* **TASK PROMPT**: Reproduce word for word the passage of the CPU development notes below, beginning at the words "Moved the capabilities" and stopping after "registers to 128-bits.".

* **SELECTED EXTRACT**:

* begin *

Added a separate CPU clock generator to the system. The CPU needs a 1x, 2x, and 5x clock, and there were not enough clocks on the system clock generator to support varying the CPU clock. The core missed 20 MHz timing by about 950ps. So, I made some minor adjustments. The one signal not meeting timing is only 2 logic levels, but 95% of the time is in routing. Most of the timing limitation is in the RAT so I am investigating how this can be improved. Now working with a 125/50/25 clock combo.

Moved the capabilities instructions from the ALU to the FPU. The FPU has access to register pairs via the quad-float extension prefix (QFEXT), so that allows it to make use of 128-bit values. Any of 256 registers may be used to extend a register to 128-bits. Four of the vector registers could be sacrificed for the purpose of extending all registers to 128-bits.
I should be able to change things to allow the use of uncompressed 32-bit capabilities which require 4x wide registers.

Boosted the clock rate up to 25 MHz, and the response buffer reared its ugly head again as the timing limiter. So, I completely re-wrote it to use a fifo using the fifo template in the toolset. Timing now meets 25 MHz. Next try for 30MHz. The fifo runs on a five times clock. Up to four inputs are temporally multiplexed into the input. On the output side, while reading using a five times clock, only one value is read per 1x clock. The bus rate is 1 value per clock. But sometimes multiple responders will respond at the same time, hence the fifo.

Finally got the idea to perform some of the simpler ALU ops on the FPU as well. This increases the number of parallel ops that can be performed. Simple ops include add, sub, compare, and, or, xor, mov and cmov. Multi-cycle ops like integer mul and div and shifts are not done on the FPU. Less common ops are also not performed on the FPU. Supporting ALU ops on the FPU required minor modifications to the scheduler and decoder. In a similar fashion, FCMP, FABS, and FNEG can be performed on the ALU.

I busted something in the core along the way. The core still works – sort of. It only executes a few instructions before it hangs though. More debugging.

Ran into an issue with a ROB slot being issued for execution multiple cycles in a row. This should not be able to happen. Once issued the ROB slot is busy executing the instruction. It is not freed up until commit time a number of cycles later. I think this happened because the ROB slot was not marked busy until the end of the clock cycle and the scheduler logic did not get a chance to see the busy status. So, I put some FF’s in the scheduler logic to prevent multiple issues in consecutive clock cycles to the same ROB slot. It is possible for an ALU to be available every clock cycle when it is executing single-cycle instructions. The idea is to keep the ALU as busy as possible. It gets fed from multiple ROB slots.

* end *

* **STORED ROWS**:
* begin *

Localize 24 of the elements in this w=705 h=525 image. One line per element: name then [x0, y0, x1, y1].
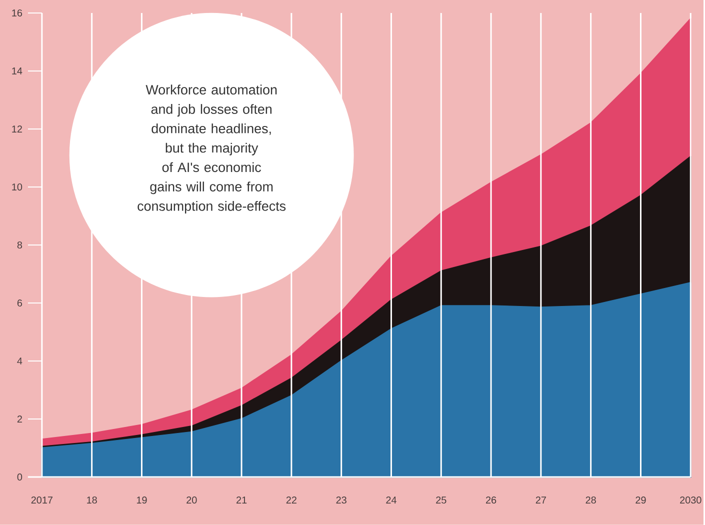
x-tick-label: 29 [636, 496, 646, 504]
y-tick-label: 8 [17, 242, 22, 249]
y-tick-label: 6 [17, 300, 22, 307]
y-tick-label: 4 [17, 358, 22, 364]
x-tick-label: 26 [486, 496, 496, 504]
y-tick-label: 16 [12, 9, 22, 17]
x-tick-label: 21 [236, 496, 247, 504]
x-tick-label: 24 [386, 496, 396, 504]
y-tick-label: 14 [12, 68, 22, 74]
y-tick-label: 10 [12, 184, 22, 191]
y-tick-label: 12 [12, 126, 22, 132]
y-tick-label: 0 [17, 474, 22, 481]
x-tick-label: 2030 [680, 496, 702, 504]
y-tick-label: 2 [17, 416, 22, 423]
x-tick-label: 25 [436, 496, 446, 504]
x-tick-label: 22 [286, 496, 296, 504]
x-tick-label: 23 [336, 496, 346, 504]
x-tick-label: 28 [586, 496, 596, 504]
x-tick-label: 19 [136, 496, 147, 504]
x-tick-label: 20 [186, 496, 197, 504]
annotation: Workforce automation and job losses often dominate headlines, but the majority of AI's economic gains will come from consumption side-effects [138, 84, 286, 214]
x-tick-label: 27 [536, 496, 546, 504]
x-tick-label: 18 [87, 496, 97, 504]
x-tick-label: 2017 [31, 496, 52, 504]
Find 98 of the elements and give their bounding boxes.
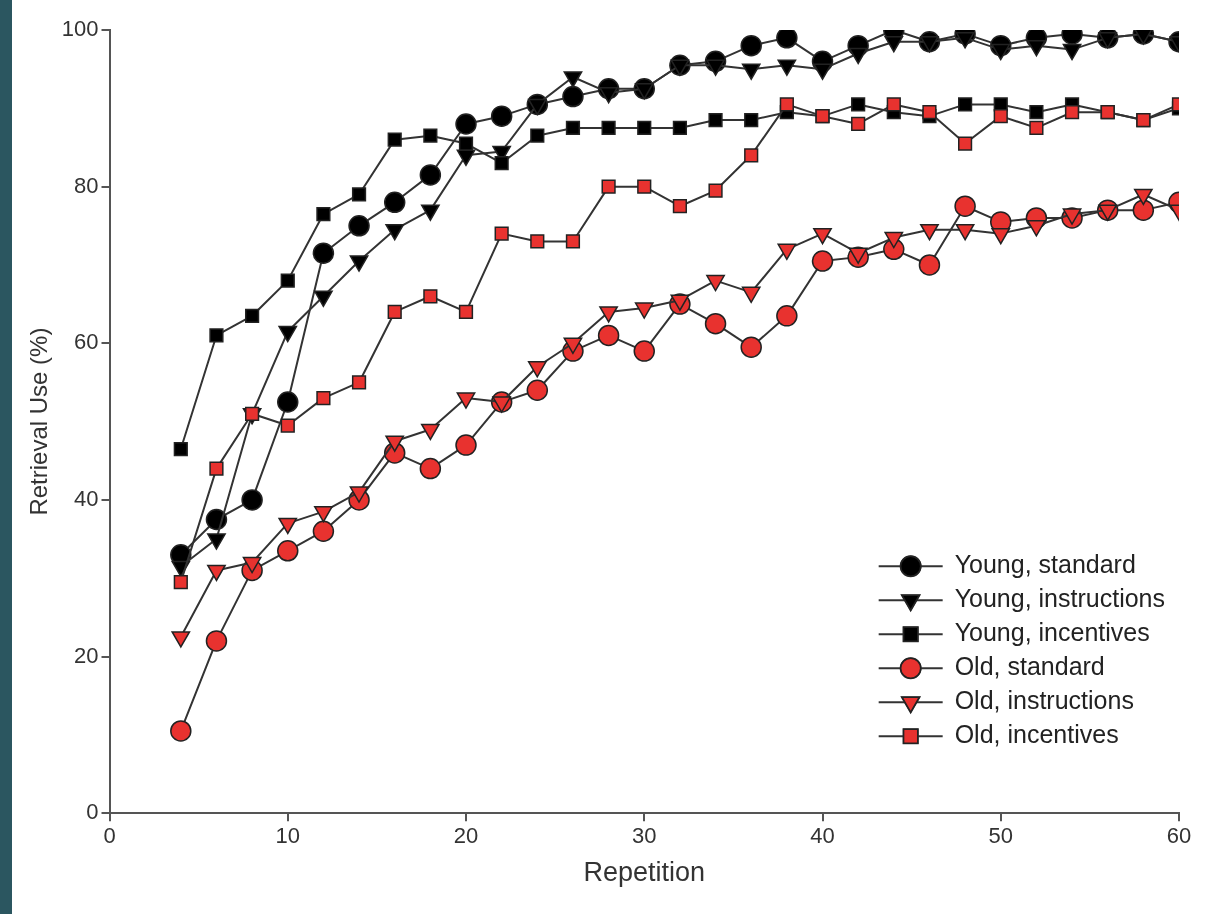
point (633, 340, 655, 362)
x-tick-label: 30 (632, 823, 657, 849)
point (351, 375, 367, 390)
point (494, 226, 509, 241)
point (670, 59, 690, 76)
y-tick-label: 0 (86, 799, 99, 825)
point (672, 120, 688, 136)
point (957, 97, 973, 112)
point (170, 720, 192, 742)
point (1029, 120, 1044, 136)
y-tick-label: 80 (74, 172, 99, 198)
y-tick-label: 100 (61, 16, 99, 42)
point (351, 187, 367, 202)
point (209, 328, 224, 343)
x-tick-label: 50 (988, 823, 1013, 849)
legend-label: Old, incentives (954, 720, 1119, 749)
point (1064, 105, 1080, 120)
point (776, 30, 798, 49)
point (387, 304, 402, 320)
point (706, 59, 725, 76)
point (316, 206, 331, 222)
point (419, 164, 442, 186)
point (387, 132, 402, 147)
point (280, 273, 295, 288)
point (312, 520, 335, 542)
legend-label: Old, standard (954, 652, 1105, 681)
point (851, 97, 866, 112)
y-tick-label: 40 (74, 485, 99, 511)
point (526, 379, 549, 402)
point (597, 324, 620, 347)
x-tick-label: 60 (1166, 823, 1192, 849)
point (280, 418, 295, 433)
point (277, 391, 299, 413)
point (565, 234, 581, 249)
point (244, 406, 260, 421)
point (744, 148, 759, 163)
point (779, 97, 794, 112)
point (312, 242, 335, 264)
point (205, 508, 228, 531)
point (886, 97, 901, 112)
point (316, 390, 331, 406)
point (811, 250, 834, 272)
y-tick-label: 60 (74, 329, 99, 355)
point (530, 234, 545, 249)
point (494, 156, 509, 171)
x-axis-title: Repetition (583, 857, 706, 888)
point (209, 461, 224, 476)
x-tick-label: 10 (275, 823, 300, 849)
point (704, 312, 727, 335)
legend-label: Young, standard (954, 550, 1136, 579)
point (851, 116, 866, 132)
point (740, 336, 762, 358)
point (458, 136, 474, 151)
point (530, 128, 545, 143)
point (634, 82, 654, 100)
point (458, 304, 474, 320)
point (455, 113, 477, 135)
point (205, 630, 228, 652)
point (241, 489, 263, 511)
point (565, 120, 581, 136)
y-axis-title: Retrieval Use (%) (25, 327, 53, 516)
legend-label: Young, incentives (954, 618, 1150, 647)
point (708, 183, 723, 198)
point (562, 85, 584, 108)
point (173, 441, 188, 457)
legend-label: Old, instructions (954, 686, 1134, 715)
x-tick-label: 0 (103, 823, 116, 849)
point (744, 112, 759, 128)
point (423, 289, 438, 304)
x-tick-label: 40 (810, 823, 835, 849)
point (993, 109, 1008, 124)
x-tick-label: 20 (453, 823, 479, 849)
point (173, 575, 188, 590)
point (277, 540, 299, 562)
point (1132, 199, 1155, 221)
point (922, 105, 937, 120)
point (601, 179, 616, 194)
point (776, 305, 798, 327)
point (918, 254, 941, 276)
point (957, 136, 973, 151)
point (383, 191, 406, 214)
point (740, 34, 762, 57)
point (637, 179, 652, 194)
point (419, 457, 442, 480)
point (490, 105, 513, 127)
legend-label: Young, instructions (954, 584, 1165, 613)
point (601, 120, 616, 136)
point (348, 215, 370, 237)
point (637, 120, 652, 136)
point (954, 195, 976, 217)
point (777, 59, 797, 76)
point (244, 308, 260, 323)
point (423, 128, 438, 143)
point (1029, 105, 1044, 120)
y-tick-label: 20 (74, 642, 99, 668)
point (455, 434, 477, 456)
point (708, 112, 723, 128)
point (672, 199, 688, 214)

* end *

* **THE OUTPUT**:
Moved the capabilities instructions from the ALU to the FPU. The FPU has access to register pairs via the quad-float extension prefix (QFEXT), so that allows it to make use of 128-bit values. Any of 256 registers may be used to extend a register to 128-bits. Four of the vector registers could be sacrificed for the purpose of extending all registers to 128-bits.